Monday, June 16, 2003

How to answer a personal ad.

Dear Mistress,
I am new to this and am wondering: How do I approach a potential Mistress
after seeing Her Personals ad?


As a lifestyle Mistress, novice submissives constantly approach Me with no idea
as to the proper procedure for answering a FemDom Personals ad. For the sincere
novice slave, this is definitely a predicament. Below you will find a list of things to
keep in mind and consider when making this exciting first plunge into the “scene”.

First and foremost, always be respectful. “Honey”, “Baby”, and “Darling” are never
appropriate titles for any person you respect, especially a Mistress. Never refer
to any woman as “Mistress” before being given permission to do so, as this can be
seen as disrespectful. Just remember you will never offend anyone with formality.

Always read Her ad and profile carefully and reference mutual interests. These
should be the things that have attracted you to this particular ad. If writing, let
Her know you will be duplicating Her ad with information about yourself. Then follow
her lead, give the same information which she describes in Hers, (i.e. mutual interests, experience level, education, location, etc.) in basically the same
order and format. This will enable Her to learn answers to questions that
are obviously important to Her and give you a format to write your response in an
organized and concise manner. Be sure to include any ways you might be of use
to her in a non-sexual capacity. Remember there are thousands of slaves willing
and able to be of sexual service. Are you a carpenter? Do you enjoy housework?
Enjoy giving long foot massages? Remember any way you can make Her life
easier and more enjoyable, the more likely She is to give you what you need as
far as BDSM goes.
━━━━━━━━━━━━━━━━━━━━
→ COMPLETE THE FOLLOWING
A. Duplicate the passage of the personal-ad advice from "Enjoy giving long" to "as BDSM goes.".
B. Pick up the advice on answering a personal ad after its last sentence and continue it.
━━━━━━━━━━━━━━━━━━━━
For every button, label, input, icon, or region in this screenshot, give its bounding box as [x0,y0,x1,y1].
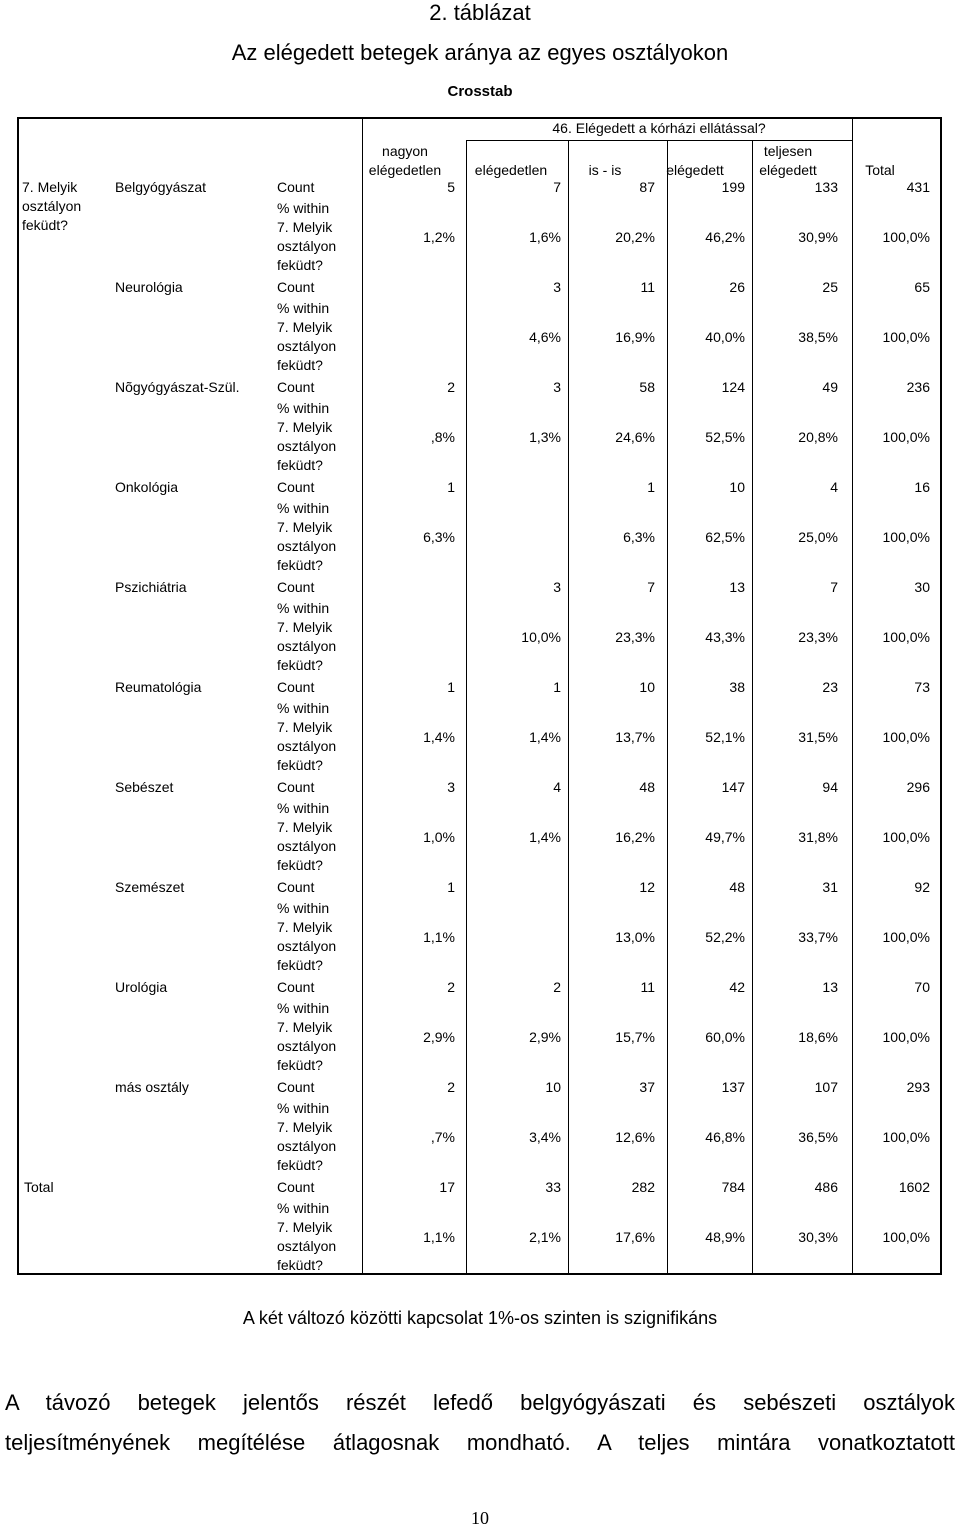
count-cell: 49 [822,379,838,395]
count-cell: 7 [553,179,561,195]
percent-cell: 52,2% [705,929,745,945]
stat-label-percent: 7. Melyik [277,419,333,435]
percent-cell: 2,9% [423,1029,455,1045]
stat-label-count: Count [277,379,315,395]
count-cell: 1 [447,679,455,695]
count-cell: 486 [814,1179,838,1195]
count-cell: 11 [640,279,655,295]
count-cell: 1 [553,679,561,695]
stat-label-count: Count [277,579,315,595]
percent-cell: 20,8% [798,429,838,445]
count-cell: 293 [906,1079,930,1095]
stat-label-percent: 7. Melyik [277,219,333,235]
stat-label-percent: osztályon [277,1238,337,1254]
count-cell: 73 [914,679,930,695]
count-cell: 199 [721,179,745,195]
count-cell: 25 [822,279,838,295]
count-cell: 1602 [898,1179,930,1195]
percent-cell: 52,1% [705,729,745,745]
percent-cell: 23,3% [798,629,838,645]
percent-cell: 4,6% [529,329,561,345]
percent-cell: 46,8% [705,1129,745,1145]
significance-note: A két változó közötti kapcsolat 1%-os szinten is szignifikáns [242,1308,718,1328]
percent-cell: 30,3% [798,1229,838,1245]
percent-cell: 30,9% [798,229,838,245]
divider-vertical [752,140,753,1275]
count-cell: 11 [640,979,655,995]
percent-cell: 1,0% [423,829,455,845]
percent-cell: 46,2% [705,229,745,245]
department-name: Pszichiátria [115,579,187,595]
count-cell: 147 [721,779,745,795]
count-cell: 23 [822,679,838,695]
stat-label-percent: osztályon [277,1038,337,1054]
department-name: Szemészet [115,879,185,895]
percent-cell: 2,9% [529,1029,561,1045]
percent-cell: 100,0% [882,1129,930,1145]
count-cell: 13 [729,579,745,595]
percent-cell: 12,6% [615,1129,655,1145]
count-cell: 1 [647,479,655,495]
stat-label-percent: % within [277,1100,330,1116]
count-cell: 10 [545,1079,561,1095]
percent-cell: 1,6% [529,229,561,245]
percent-cell: 100,0% [882,429,930,445]
stat-label-percent: osztályon [277,938,337,954]
column-header: nagyon [382,143,428,159]
stat-label-percent: 7. Melyik [277,819,333,835]
stat-label-percent: % within [277,500,330,516]
column-header: teljesen [763,143,813,159]
stat-label-count: Count [277,279,315,295]
stat-label-percent: feküdt? [277,1157,323,1173]
percent-cell: 100,0% [882,629,930,645]
table-title: Az elégedett betegek aránya az egyes osztályokon [231,40,729,65]
column-header: elégedett [666,162,724,178]
stat-label-percent: 7. Melyik [277,519,333,535]
stat-label-count: Count [277,679,315,695]
stat-label-percent: osztályon [277,538,337,554]
count-cell: 7 [830,579,838,595]
percent-cell: 100,0% [882,229,930,245]
count-cell: 3 [553,279,561,295]
count-cell: 38 [729,679,745,695]
percent-cell: 1,4% [423,729,455,745]
count-cell: 5 [447,179,455,195]
percent-cell: 100,0% [882,929,930,945]
count-cell: 33 [545,1179,561,1195]
stat-label-percent: feküdt? [277,657,323,673]
stat-label-percent: feküdt? [277,757,323,773]
stat-label-percent: feküdt? [277,257,323,273]
stat-label-percent: feküdt? [277,457,323,473]
stat-label-percent: osztályon [277,638,337,654]
percent-cell: 6,3% [423,529,455,545]
percent-cell: 25,0% [798,529,838,545]
percent-cell: 100,0% [882,1229,930,1245]
total-row-label: Total [24,1179,54,1195]
stat-label-percent: 7. Melyik [277,319,333,335]
stat-label-percent: 7. Melyik [277,719,333,735]
row-variable-label: osztályon [22,198,82,214]
table-number: 2. táblázat [429,0,531,25]
stat-label-percent: 7. Melyik [277,1219,333,1235]
count-cell: 784 [721,1179,745,1195]
divider-vertical [362,117,363,1275]
percent-cell: 100,0% [882,729,930,745]
count-cell: 4 [830,479,838,495]
divider-vertical [466,140,467,1275]
stat-label-count: Count [277,479,315,495]
percent-cell: 43,3% [705,629,745,645]
count-cell: 87 [639,179,655,195]
percent-cell: 60,0% [705,1029,745,1045]
department-name: Reumatológia [115,679,202,695]
count-cell: 10 [639,679,655,695]
department-name: Onkológia [115,479,179,495]
row-variable-label: feküdt? [22,217,68,233]
stat-label-percent: osztályon [277,338,337,354]
count-cell: 2 [447,379,455,395]
stat-label-percent: feküdt? [277,957,323,973]
divider-horizontal [466,140,852,141]
count-cell: 65 [914,279,930,295]
count-cell: 1 [447,879,455,895]
count-cell: 7 [647,579,655,595]
percent-cell: 2,1% [529,1229,561,1245]
stat-label-percent: % within [277,800,330,816]
percent-cell: 1,4% [529,829,561,845]
department-name: Neurológia [115,279,183,295]
count-cell: 16 [914,479,930,495]
count-cell: 2 [553,979,561,995]
count-cell: 3 [447,779,455,795]
percent-cell: 38,5% [798,329,838,345]
stat-label-percent: 7. Melyik [277,1119,333,1135]
stat-label-percent: % within [277,300,330,316]
department-name: Belgyógyászat [115,179,207,195]
stat-label-percent: % within [277,200,330,216]
count-cell: 26 [729,279,745,295]
column-header: elégedetlen [474,162,548,178]
percent-cell: 52,5% [705,429,745,445]
count-cell: 1 [447,479,455,495]
percent-cell: 20,2% [615,229,655,245]
percent-cell: 100,0% [882,829,930,845]
count-cell: 17 [439,1179,455,1195]
stat-label-count: Count [277,779,315,795]
stat-label-percent: 7. Melyik [277,919,333,935]
paragraph-line-1: A távozó betegek jelentős részét lefedő belgyógyászati és sebészeti osztályok [5,1390,955,1415]
stat-label-percent: % within [277,700,330,716]
stat-label-percent: feküdt? [277,1057,323,1073]
count-cell: 137 [721,1079,745,1095]
stat-label-percent: osztályon [277,1138,337,1154]
count-cell: 10 [729,479,745,495]
divider-vertical [568,140,569,1275]
count-cell: 107 [814,1079,838,1095]
percent-cell: 17,6% [615,1229,655,1245]
count-cell: 3 [553,379,561,395]
stat-label-percent: % within [277,1200,330,1216]
stat-label-percent: osztályon [277,838,337,854]
percent-cell: 1,2% [423,229,455,245]
department-name: Sebészet [115,779,174,795]
percent-cell: 33,7% [798,929,838,945]
percent-cell: 13,0% [615,929,655,945]
count-cell: 42 [729,979,745,995]
count-cell: 70 [914,979,930,995]
percent-cell: ,8% [430,429,455,445]
stat-label-percent: 7. Melyik [277,1019,333,1035]
stat-label-percent: osztályon [277,238,337,254]
percent-cell: 40,0% [705,329,745,345]
paragraph-line-2: teljesítményének megítélése átlagosnak mondható. A teljes mintára vonatkoztatott [5,1430,955,1455]
percent-cell: ,7% [430,1129,455,1145]
percent-cell: 3,4% [529,1129,561,1145]
percent-cell: 1,1% [423,929,455,945]
department-name: Urológia [115,979,168,995]
count-cell: 13 [822,979,838,995]
stat-label-percent: osztályon [277,438,337,454]
stat-label-percent: % within [277,1000,330,1016]
stat-label-percent: feküdt? [277,557,323,573]
percent-cell: 49,7% [705,829,745,845]
percent-cell: 6,3% [623,529,655,545]
stat-label-percent: feküdt? [277,857,323,873]
count-cell: 31 [822,879,838,895]
count-cell: 124 [721,379,745,395]
percent-cell: 48,9% [705,1229,745,1245]
percent-cell: 23,3% [615,629,655,645]
count-cell: 431 [906,179,930,195]
count-cell: 30 [914,579,930,595]
stat-label-percent: % within [277,400,330,416]
count-cell: 296 [906,779,930,795]
percent-cell: 16,9% [615,329,655,345]
percent-cell: 31,8% [798,829,838,845]
percent-cell: 62,5% [705,529,745,545]
stat-label-count: Count [277,179,315,195]
stat-label-percent: 7. Melyik [277,619,333,635]
stat-label-count: Count [277,1079,315,1095]
stat-label-percent: % within [277,900,330,916]
percent-cell: 24,6% [615,429,655,445]
percent-cell: 100,0% [882,329,930,345]
count-cell: 37 [639,1079,655,1095]
percent-cell: 1,1% [423,1229,455,1245]
stat-label-percent: feküdt? [277,357,323,373]
row-variable-label: 7. Melyik [22,179,78,195]
percent-cell: 1,4% [529,729,561,745]
stat-label-percent: % within [277,600,330,616]
column-header: is - is [588,162,622,178]
column-header: elégedetlen [368,162,442,178]
percent-cell: 13,7% [615,729,655,745]
department-name: Nõgyógyászat-Szül. [115,379,240,395]
stat-label-count: Count [277,979,315,995]
count-cell: 282 [631,1179,655,1195]
count-cell: 48 [729,879,745,895]
percent-cell: 31,5% [798,729,838,745]
count-cell: 3 [553,579,561,595]
percent-cell: 100,0% [882,529,930,545]
stat-label-count: Count [277,1179,315,1195]
stat-label-percent: osztályon [277,738,337,754]
divider-vertical [667,140,668,1275]
percent-cell: 100,0% [882,1029,930,1045]
percent-cell: 16,2% [615,829,655,845]
count-cell: 2 [447,1079,455,1095]
count-cell: 48 [639,779,655,795]
column-group-header: 46. Elégedett a kórházi ellátással? [552,120,766,136]
count-cell: 2 [447,979,455,995]
percent-cell: 10,0% [521,629,561,645]
stat-label-count: Count [277,879,315,895]
stat-label-percent: feküdt? [277,1257,323,1273]
column-header: elégedett [759,162,817,178]
count-cell: 4 [553,779,561,795]
count-cell: 12 [639,879,655,895]
count-cell: 58 [639,379,655,395]
count-cell: 94 [822,779,838,795]
crosstab-label: Crosstab [447,83,513,100]
percent-cell: 18,6% [798,1029,838,1045]
percent-cell: 1,3% [529,429,561,445]
page-number: 10 [471,1508,489,1528]
count-cell: 92 [914,879,930,895]
percent-cell: 15,7% [615,1029,655,1045]
column-header: Total [865,162,895,178]
count-cell: 133 [814,179,838,195]
percent-cell: 36,5% [798,1129,838,1145]
department-name: más osztály [115,1079,189,1095]
count-cell: 236 [906,379,930,395]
━━━━━━━━━━━━━━━━━━━━
→ SOLVED TASKS
A.
Enjoy giving long foot massages? Remember any way you can make Her life
easier and more enjoyable, the more likely She is to give you what you need as
far as BDSM goes.

B.
Understand that She cannot read your mind. It is your responsibility to tell Her
what you want and need out of serving Her, what your limits and interests are,
as well as your mental and physical health. This should not necessarily be done
in the initial contact, but be prepared to answer these questions when She asks
or the discussion opens up. This is also the time to let Her know of any extreme or
bizarre compulsions or interests that you are into that may come up later. It is
better to get those more eccentric interests out in the open earlier rather than
later.

NOTE: You should be very careful what you ask for from any Dominant, even
if it’s been your long term fantasy, because you just might get it, and fantasy is
NOT reality.

The most important thing to remember is to be completely honest and up front.
If you are not, She will find out and you will most likely be banished from Her
presence forever. Do not be foolish enough to the think your façade will make
it through her screening process, as it usually does not. Always make necessary
information readily available to Her. A Mistress does not have the time or
interest to interrogate pertinent information from you. If you make this a difficult
task, it is highly unlikely the result will be erotic or fun. Think of BDSM in more than relevant terms. What is hard to you may be soft to Her. Your idea of a painslut could be mild in Her eyes. Are you a masochist? Are you a submissive? Both? In what proportions? Are you a natural slave or a freeman who wants to serve his Dominant? Are you truly submissive or a man who enjoys “letting go” on occasion? If you want erotic pain, do you want it light or heavy or in-between? And what do those words mean? What’s heavy to you might be light to Her. Try to describe what you want by reference to shared common, painful experiences from sports or
wherever. In closing, keep in mind that psychos are not only male. There are some sick and evil people out there and if you are restrained all your “manly strength” will do nothing for you. When you do get to meet a Dominant, make sure FIRST
that She believes in Safe Words. Then, set up a Safe Call for yourself... and let
Her know you’ve done so. Do not let your little head put you into a dangerous
situation.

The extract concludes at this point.